Excerpt from a dataset
=======

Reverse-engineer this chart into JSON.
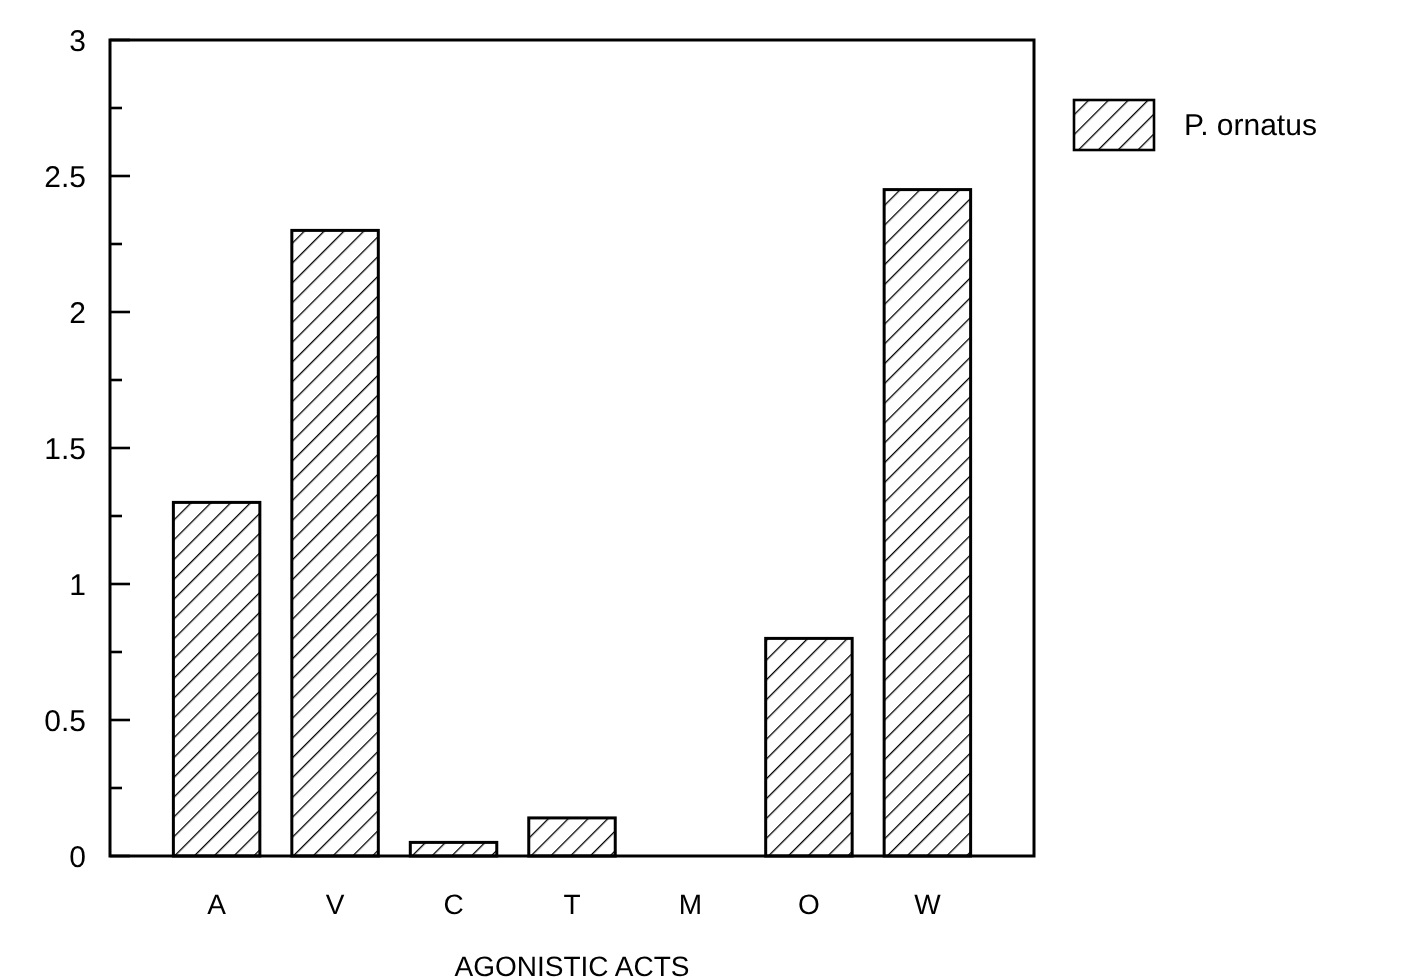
{
  "chart_data": {
    "type": "bar",
    "xlabel": "AGONISTIC ACTS",
    "categories": [
      "A",
      "V",
      "C",
      "T",
      "M",
      "O",
      "W"
    ],
    "series": [
      {
        "name": "P. ornatus",
        "color": "#000000",
        "values": [
          1.3,
          2.3,
          0.05,
          0.14,
          0,
          0.8,
          2.45
        ]
      }
    ],
    "ylim": [
      0,
      3
    ],
    "yticks": [
      0,
      {
        "value": 0.25,
        "label": null
      },
      0.5,
      {
        "value": 0.75,
        "label": null
      },
      1,
      {
        "value": 1.25,
        "label": null
      },
      1.5,
      {
        "value": 1.75,
        "label": null
      },
      2,
      {
        "value": 2.25,
        "label": null
      },
      2.5,
      {
        "value": 2.75,
        "label": null
      },
      3
    ],
    "grid": false,
    "legend": "top right"
  }
}
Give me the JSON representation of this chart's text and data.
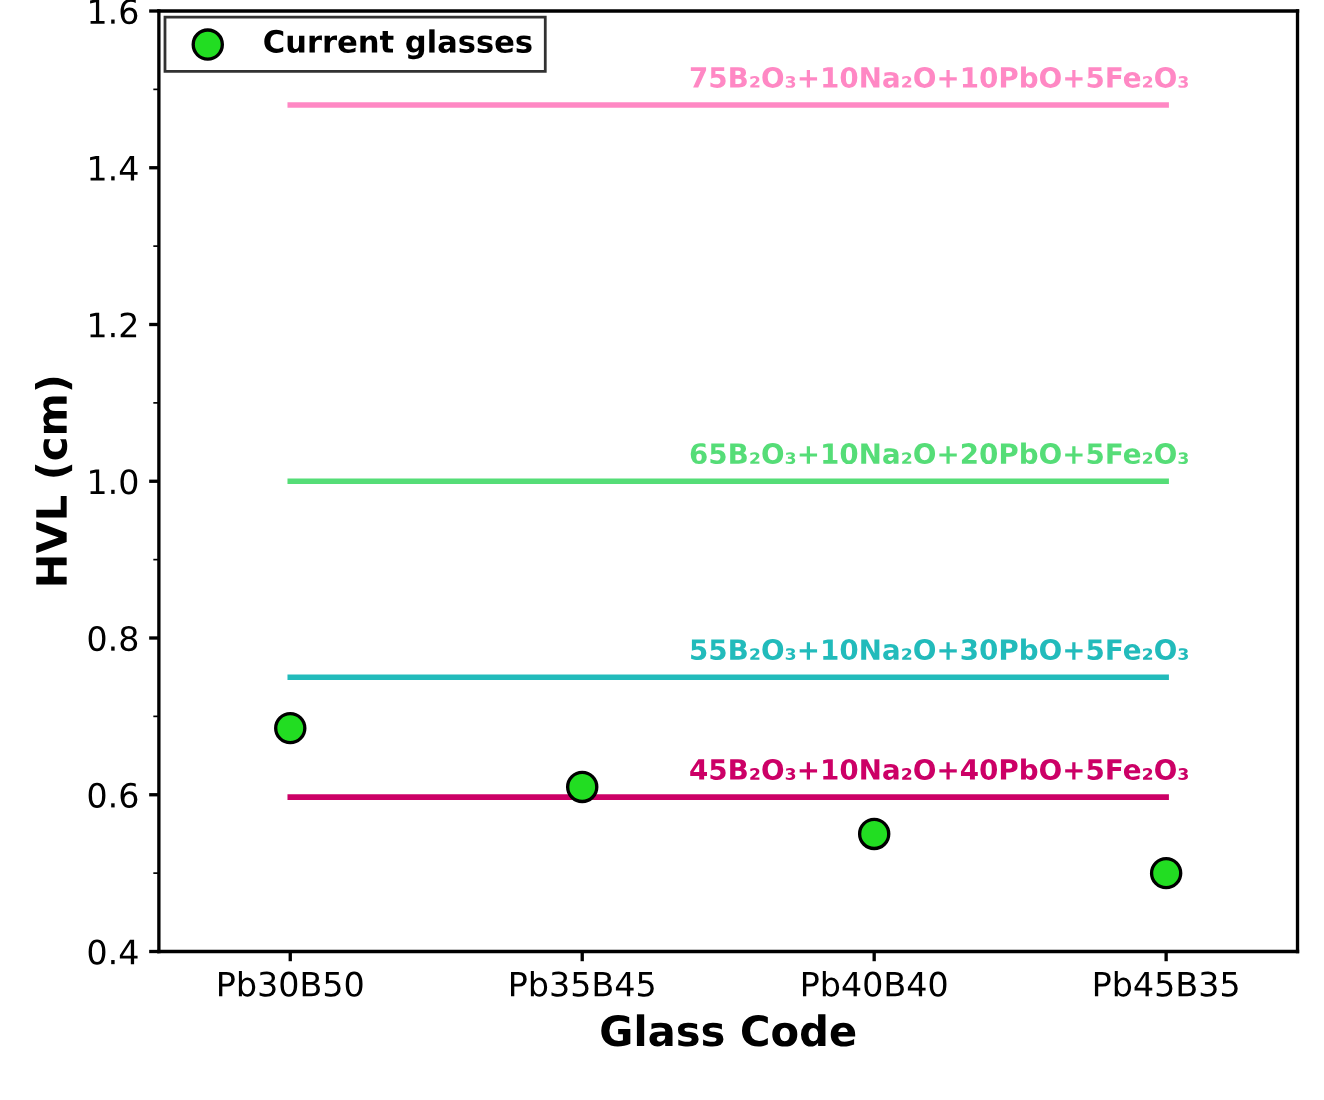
{
  "chart_data": {
    "type": "scatter",
    "xlabel": "Glass Code",
    "ylabel": "HVL (cm)",
    "categories": [
      "Pb30B50",
      "Pb35B45",
      "Pb40B40",
      "Pb45B35"
    ],
    "series": [
      {
        "name": "Current glasses",
        "color": "#22dd22",
        "marker": "circle",
        "values": [
          0.685,
          0.61,
          0.55,
          0.5
        ]
      },
      {
        "name": "75B₂O₃+10Na₂O+10PbO+5Fe₂O₃",
        "type": "line",
        "color": "#ff88c4",
        "values": [
          1.48,
          1.48,
          1.48,
          1.48
        ]
      },
      {
        "name": "65B₂O₃+10Na₂O+20PbO+5Fe₂O₃",
        "type": "line",
        "color": "#55dd77",
        "values": [
          1.0,
          1.0,
          1.0,
          1.0
        ]
      },
      {
        "name": "55B₂O₃+10Na₂O+30PbO+5Fe₂O₃",
        "type": "line",
        "color": "#22bbbb",
        "values": [
          0.75,
          0.75,
          0.75,
          0.75
        ]
      },
      {
        "name": "45B₂O₃+10Na₂O+40PbO+5Fe₂O₃",
        "type": "line",
        "color": "#cc0066",
        "values": [
          0.597,
          0.597,
          0.597,
          0.597
        ]
      }
    ],
    "ylim": [
      0.4,
      1.6
    ],
    "yticks": [
      0.4,
      0.6,
      0.8,
      {
        "value": 1.0,
        "label": "1.0"
      },
      1.2,
      1.4,
      1.6
    ],
    "marker": "none",
    "grid": false,
    "legend": "top left"
  }
}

=======

▶ _PROBLEM TO WORK ON_:
Repeat the records word for word. Any picture in them should be left out.

▶ _SOLUTION TO THE EXERCISE_:
Reverse-engineer this chart into JSON.
{
  "chart_data": {
    "type": "bar",
    "xlabel": "AGONISTIC ACTS",
    "categories": [
      "A",
      "V",
      "C",
      "T",
      "M",
      "O",
      "W"
    ],
    "series": [
      {
        "name": "P. ornatus",
        "color": "#000000",
        "values": [
          1.3,
          2.3,
          0.05,
          0.14,
          0,
          0.8,
          2.45
        ]
      }
    ],
    "ylim": [
      0,
      3
    ],
    "yticks": [
      0,
      {
        "value": 0.25,
        "label": null
      },
      0.5,
      {
        "value": 0.75,
        "label": null
      },
      1,
      {
        "value": 1.25,
        "label": null
      },
      1.5,
      {
        "value": 1.75,
        "label": null
      },
      2,
      {
        "value": 2.25,
        "label": null
      },
      2.5,
      {
        "value": 2.75,
        "label": null
      },
      3
    ],
    "grid": false,
    "legend": "top right"
  }
}
Give me the JSON representation of this chart's text and data.
{
  "chart_data": {
    "type": "scatter",
    "xlabel": "Glass Code",
    "ylabel": "HVL (cm)",
    "categories": [
      "Pb30B50",
      "Pb35B45",
      "Pb40B40",
      "Pb45B35"
    ],
    "series": [
      {
        "name": "Current glasses",
        "color": "#22dd22",
        "marker": "circle",
        "values": [
          0.685,
          0.61,
          0.55,
          0.5
        ]
      },
      {
        "name": "75B₂O₃+10Na₂O+10PbO+5Fe₂O₃",
        "type": "line",
        "color": "#ff88c4",
        "values": [
          1.48,
          1.48,
          1.48,
          1.48
        ]
      },
      {
        "name": "65B₂O₃+10Na₂O+20PbO+5Fe₂O₃",
        "type": "line",
        "color": "#55dd77",
        "values": [
          1.0,
          1.0,
          1.0,
          1.0
        ]
      },
      {
        "name": "55B₂O₃+10Na₂O+30PbO+5Fe₂O₃",
        "type": "line",
        "color": "#22bbbb",
        "values": [
          0.75,
          0.75,
          0.75,
          0.75
        ]
      },
      {
        "name": "45B₂O₃+10Na₂O+40PbO+5Fe₂O₃",
        "type": "line",
        "color": "#cc0066",
        "values": [
          0.597,
          0.597,
          0.597,
          0.597
        ]
      }
    ],
    "ylim": [
      0.4,
      1.6
    ],
    "yticks": [
      0.4,
      0.6,
      0.8,
      {
        "value": 1.0,
        "label": "1.0"
      },
      1.2,
      1.4,
      1.6
    ],
    "marker": "none",
    "grid": false,
    "legend": "top left"
  }
}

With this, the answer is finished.